**Set problem**
In the records below, find the line containing "Convert this chart". Output it and every line after it to the end, unchanged, with no pictures.

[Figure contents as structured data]
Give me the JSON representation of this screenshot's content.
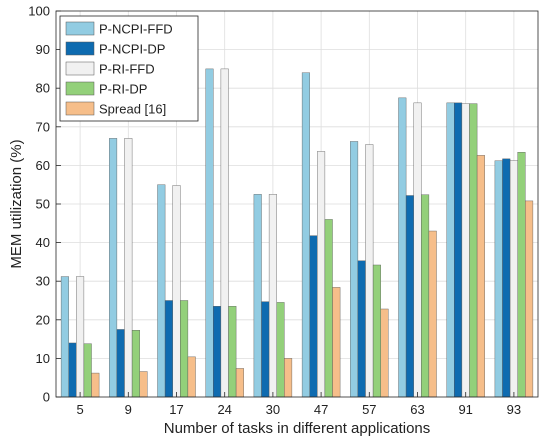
{
  "chart_data": {
    "type": "bar",
    "xlabel": "Number of tasks in different applications",
    "ylabel": "MEM utilization (%)",
    "ylim": [
      0,
      100
    ],
    "yticks": [
      0,
      10,
      20,
      30,
      40,
      50,
      60,
      70,
      80,
      90,
      100
    ],
    "grid": true,
    "legend_position": "top-left",
    "categories": [
      "5",
      "9",
      "17",
      "24",
      "30",
      "47",
      "57",
      "63",
      "91",
      "93"
    ],
    "series": [
      {
        "name": "P-NCPI-FFD",
        "color": "#92cce2",
        "values": [
          31.2,
          67.0,
          55.0,
          85.0,
          52.5,
          84.0,
          66.2,
          77.5,
          76.2,
          61.2
        ]
      },
      {
        "name": "P-NCPI-DP",
        "color": "#0e6bb0",
        "values": [
          14.0,
          17.5,
          25.0,
          23.5,
          24.7,
          41.8,
          35.3,
          52.2,
          76.2,
          61.7
        ]
      },
      {
        "name": "P-RI-FFD",
        "color": "#f1f1f1",
        "values": [
          31.2,
          67.0,
          54.8,
          85.0,
          52.5,
          63.6,
          65.4,
          76.2,
          76.0,
          61.2
        ]
      },
      {
        "name": "P-RI-DP",
        "color": "#93d07a",
        "values": [
          13.8,
          17.3,
          25.0,
          23.5,
          24.5,
          46.0,
          34.2,
          52.4,
          76.0,
          63.4
        ]
      },
      {
        "name": "Spread [16]",
        "color": "#f6be8a",
        "values": [
          6.2,
          6.6,
          10.4,
          7.4,
          10.0,
          28.4,
          22.8,
          43.0,
          62.6,
          50.8
        ]
      }
    ]
  }
}
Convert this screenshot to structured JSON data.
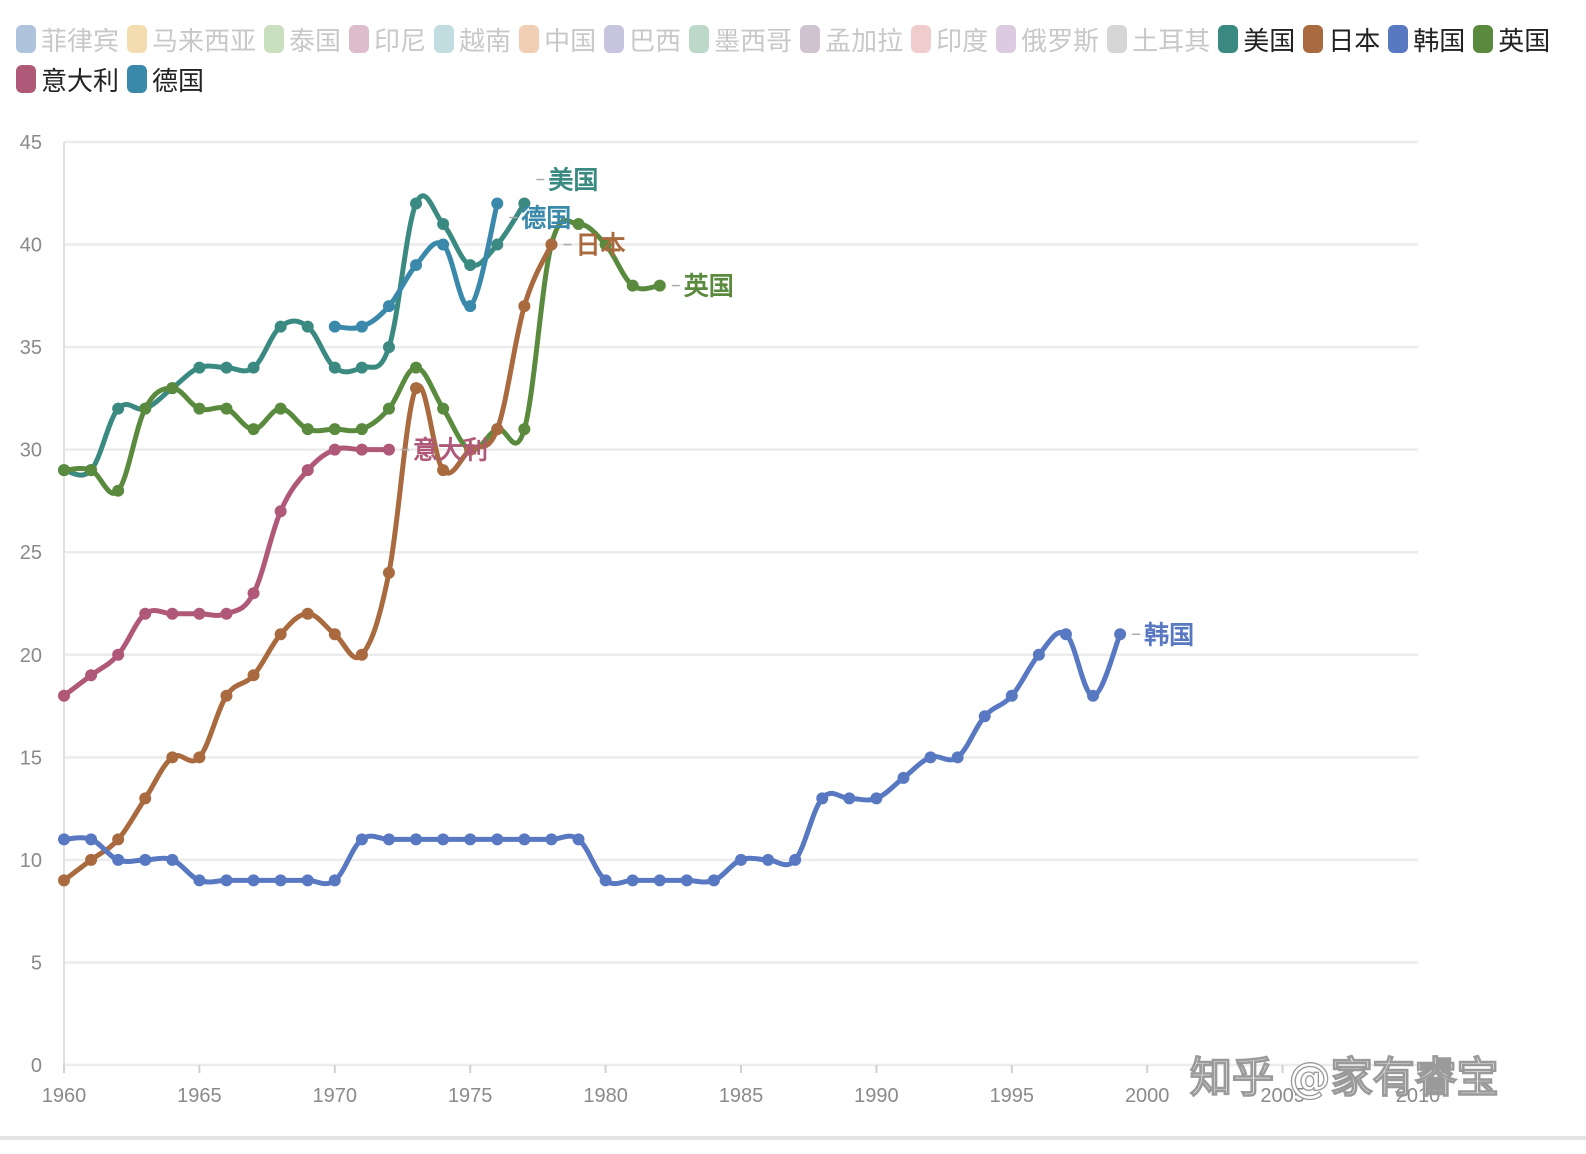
{
  "chart_data": {
    "type": "line",
    "title": "",
    "xlabel": "",
    "ylabel": "",
    "xlim": [
      1960,
      2010
    ],
    "ylim": [
      0,
      45
    ],
    "x_ticks": [
      1960,
      1965,
      1970,
      1975,
      1980,
      1985,
      1990,
      1995,
      2000,
      2005,
      2010
    ],
    "y_ticks": [
      0,
      5,
      10,
      15,
      20,
      25,
      30,
      35,
      40,
      45
    ],
    "grid": "horizontal",
    "legend_position": "top",
    "legend": [
      {
        "name": "菲律宾",
        "color": "#aec4dc",
        "active": false
      },
      {
        "name": "马来西亚",
        "color": "#f3ddb0",
        "active": false
      },
      {
        "name": "泰国",
        "color": "#c9dfbd",
        "active": false
      },
      {
        "name": "印尼",
        "color": "#ddbccb",
        "active": false
      },
      {
        "name": "越南",
        "color": "#c2dde0",
        "active": false
      },
      {
        "name": "中国",
        "color": "#f0cfb5",
        "active": false
      },
      {
        "name": "巴西",
        "color": "#c6c4de",
        "active": false
      },
      {
        "name": "墨西哥",
        "color": "#bcd8c9",
        "active": false
      },
      {
        "name": "孟加拉",
        "color": "#cfc3cf",
        "active": false
      },
      {
        "name": "印度",
        "color": "#f0cdcc",
        "active": false
      },
      {
        "name": "俄罗斯",
        "color": "#dccbe0",
        "active": false
      },
      {
        "name": "土耳其",
        "color": "#d6d6d6",
        "active": false
      },
      {
        "name": "美国",
        "color": "#3b8a82",
        "active": true
      },
      {
        "name": "日本",
        "color": "#a86a3e",
        "active": true
      },
      {
        "name": "韩国",
        "color": "#5878c2",
        "active": true
      },
      {
        "name": "英国",
        "color": "#5a8a3e",
        "active": true
      },
      {
        "name": "意大利",
        "color": "#b05878",
        "active": true
      },
      {
        "name": "德国",
        "color": "#3a88aa",
        "active": true
      }
    ],
    "series": [
      {
        "name": "美国",
        "color": "#3b8a82",
        "end_label": "美国",
        "points": [
          [
            1960,
            29
          ],
          [
            1961,
            29
          ],
          [
            1962,
            32
          ],
          [
            1963,
            32
          ],
          [
            1964,
            33
          ],
          [
            1965,
            34
          ],
          [
            1966,
            34
          ],
          [
            1967,
            34
          ],
          [
            1968,
            36
          ],
          [
            1969,
            36
          ],
          [
            1970,
            34
          ],
          [
            1971,
            34
          ],
          [
            1972,
            35
          ],
          [
            1973,
            42
          ],
          [
            1974,
            41
          ],
          [
            1975,
            39
          ],
          [
            1976,
            40
          ],
          [
            1977,
            42
          ]
        ]
      },
      {
        "name": "英国",
        "color": "#5a8a3e",
        "end_label": "英国",
        "points": [
          [
            1960,
            29
          ],
          [
            1961,
            29
          ],
          [
            1962,
            28
          ],
          [
            1963,
            32
          ],
          [
            1964,
            33
          ],
          [
            1965,
            32
          ],
          [
            1966,
            32
          ],
          [
            1967,
            31
          ],
          [
            1968,
            32
          ],
          [
            1969,
            31
          ],
          [
            1970,
            31
          ],
          [
            1971,
            31
          ],
          [
            1972,
            32
          ],
          [
            1973,
            34
          ],
          [
            1974,
            32
          ],
          [
            1975,
            30
          ],
          [
            1976,
            31
          ],
          [
            1977,
            31
          ],
          [
            1978,
            40
          ],
          [
            1979,
            41
          ],
          [
            1980,
            40
          ],
          [
            1981,
            38
          ],
          [
            1982,
            38
          ]
        ]
      },
      {
        "name": "日本",
        "color": "#a86a3e",
        "end_label": "日本",
        "points": [
          [
            1960,
            9
          ],
          [
            1961,
            10
          ],
          [
            1962,
            11
          ],
          [
            1963,
            13
          ],
          [
            1964,
            15
          ],
          [
            1965,
            15
          ],
          [
            1966,
            18
          ],
          [
            1967,
            19
          ],
          [
            1968,
            21
          ],
          [
            1969,
            22
          ],
          [
            1970,
            21
          ],
          [
            1971,
            20
          ],
          [
            1972,
            24
          ],
          [
            1973,
            33
          ],
          [
            1974,
            29
          ],
          [
            1975,
            30
          ],
          [
            1976,
            31
          ],
          [
            1977,
            37
          ],
          [
            1978,
            40
          ]
        ]
      },
      {
        "name": "意大利",
        "color": "#b05878",
        "end_label": "意大利",
        "points": [
          [
            1960,
            18
          ],
          [
            1961,
            19
          ],
          [
            1962,
            20
          ],
          [
            1963,
            22
          ],
          [
            1964,
            22
          ],
          [
            1965,
            22
          ],
          [
            1966,
            22
          ],
          [
            1967,
            23
          ],
          [
            1968,
            27
          ],
          [
            1969,
            29
          ],
          [
            1970,
            30
          ],
          [
            1971,
            30
          ],
          [
            1972,
            30
          ]
        ]
      },
      {
        "name": "德国",
        "color": "#3a88aa",
        "end_label": "德国",
        "points": [
          [
            1970,
            36
          ],
          [
            1971,
            36
          ],
          [
            1972,
            37
          ],
          [
            1973,
            39
          ],
          [
            1974,
            40
          ],
          [
            1975,
            37
          ],
          [
            1976,
            42
          ]
        ]
      },
      {
        "name": "韩国",
        "color": "#5878c2",
        "end_label": "韩国",
        "points": [
          [
            1960,
            11
          ],
          [
            1961,
            11
          ],
          [
            1962,
            10
          ],
          [
            1963,
            10
          ],
          [
            1964,
            10
          ],
          [
            1965,
            9
          ],
          [
            1966,
            9
          ],
          [
            1967,
            9
          ],
          [
            1968,
            9
          ],
          [
            1969,
            9
          ],
          [
            1970,
            9
          ],
          [
            1971,
            11
          ],
          [
            1972,
            11
          ],
          [
            1973,
            11
          ],
          [
            1974,
            11
          ],
          [
            1975,
            11
          ],
          [
            1976,
            11
          ],
          [
            1977,
            11
          ],
          [
            1978,
            11
          ],
          [
            1979,
            11
          ],
          [
            1980,
            9
          ],
          [
            1981,
            9
          ],
          [
            1982,
            9
          ],
          [
            1983,
            9
          ],
          [
            1984,
            9
          ],
          [
            1985,
            10
          ],
          [
            1986,
            10
          ],
          [
            1987,
            10
          ],
          [
            1988,
            13
          ],
          [
            1989,
            13
          ],
          [
            1990,
            13
          ],
          [
            1991,
            14
          ],
          [
            1992,
            15
          ],
          [
            1993,
            15
          ],
          [
            1994,
            17
          ],
          [
            1995,
            18
          ],
          [
            1996,
            20
          ],
          [
            1997,
            21
          ],
          [
            1998,
            18
          ],
          [
            1999,
            21
          ]
        ]
      }
    ]
  },
  "watermark": "知乎 @家有睿宝"
}
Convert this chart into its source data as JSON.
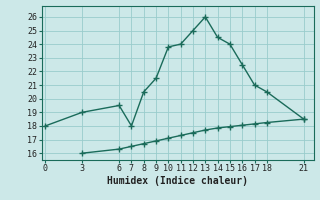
{
  "xlabel": "Humidex (Indice chaleur)",
  "bg_color": "#cce8e8",
  "grid_color": "#99cccc",
  "line_color": "#1a6b5a",
  "upper_x": [
    0,
    3,
    6,
    7,
    8,
    9,
    10,
    11,
    12,
    13,
    14,
    15,
    16,
    17,
    18,
    21
  ],
  "upper_y": [
    18,
    19,
    19.5,
    18,
    20.5,
    21.5,
    23.8,
    24,
    25,
    26,
    24.5,
    24,
    22.5,
    21,
    20.5,
    18.5
  ],
  "lower_x": [
    3,
    6,
    7,
    8,
    9,
    10,
    11,
    12,
    13,
    14,
    15,
    16,
    17,
    18,
    21
  ],
  "lower_y": [
    16,
    16.3,
    16.5,
    16.7,
    16.9,
    17.1,
    17.3,
    17.5,
    17.7,
    17.85,
    17.95,
    18.05,
    18.15,
    18.25,
    18.5
  ],
  "ylim": [
    15.5,
    26.8
  ],
  "yticks": [
    16,
    17,
    18,
    19,
    20,
    21,
    22,
    23,
    24,
    25,
    26
  ],
  "xticks": [
    0,
    3,
    6,
    7,
    8,
    9,
    10,
    11,
    12,
    13,
    14,
    15,
    16,
    17,
    18,
    21
  ],
  "xlim": [
    -0.3,
    21.8
  ],
  "xlabel_fontsize": 7,
  "tick_fontsize": 6,
  "marker_size": 4,
  "linewidth": 1.0
}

**Finished exercise**
Convert this chart into its source data as JSON.
{
  "xlabel": "Humidex (Indice chaleur)",
  "bg_color": "#cce8e8",
  "grid_color": "#99cccc",
  "line_color": "#1a6b5a",
  "upper_x": [
    0,
    3,
    6,
    7,
    8,
    9,
    10,
    11,
    12,
    13,
    14,
    15,
    16,
    17,
    18,
    21
  ],
  "upper_y": [
    18,
    19,
    19.5,
    18,
    20.5,
    21.5,
    23.8,
    24,
    25,
    26,
    24.5,
    24,
    22.5,
    21,
    20.5,
    18.5
  ],
  "lower_x": [
    3,
    6,
    7,
    8,
    9,
    10,
    11,
    12,
    13,
    14,
    15,
    16,
    17,
    18,
    21
  ],
  "lower_y": [
    16,
    16.3,
    16.5,
    16.7,
    16.9,
    17.1,
    17.3,
    17.5,
    17.7,
    17.85,
    17.95,
    18.05,
    18.15,
    18.25,
    18.5
  ],
  "ylim": [
    15.5,
    26.8
  ],
  "yticks": [
    16,
    17,
    18,
    19,
    20,
    21,
    22,
    23,
    24,
    25,
    26
  ],
  "xticks": [
    0,
    3,
    6,
    7,
    8,
    9,
    10,
    11,
    12,
    13,
    14,
    15,
    16,
    17,
    18,
    21
  ],
  "xlim": [
    -0.3,
    21.8
  ],
  "xlabel_fontsize": 7,
  "tick_fontsize": 6,
  "marker_size": 4,
  "linewidth": 1.0
}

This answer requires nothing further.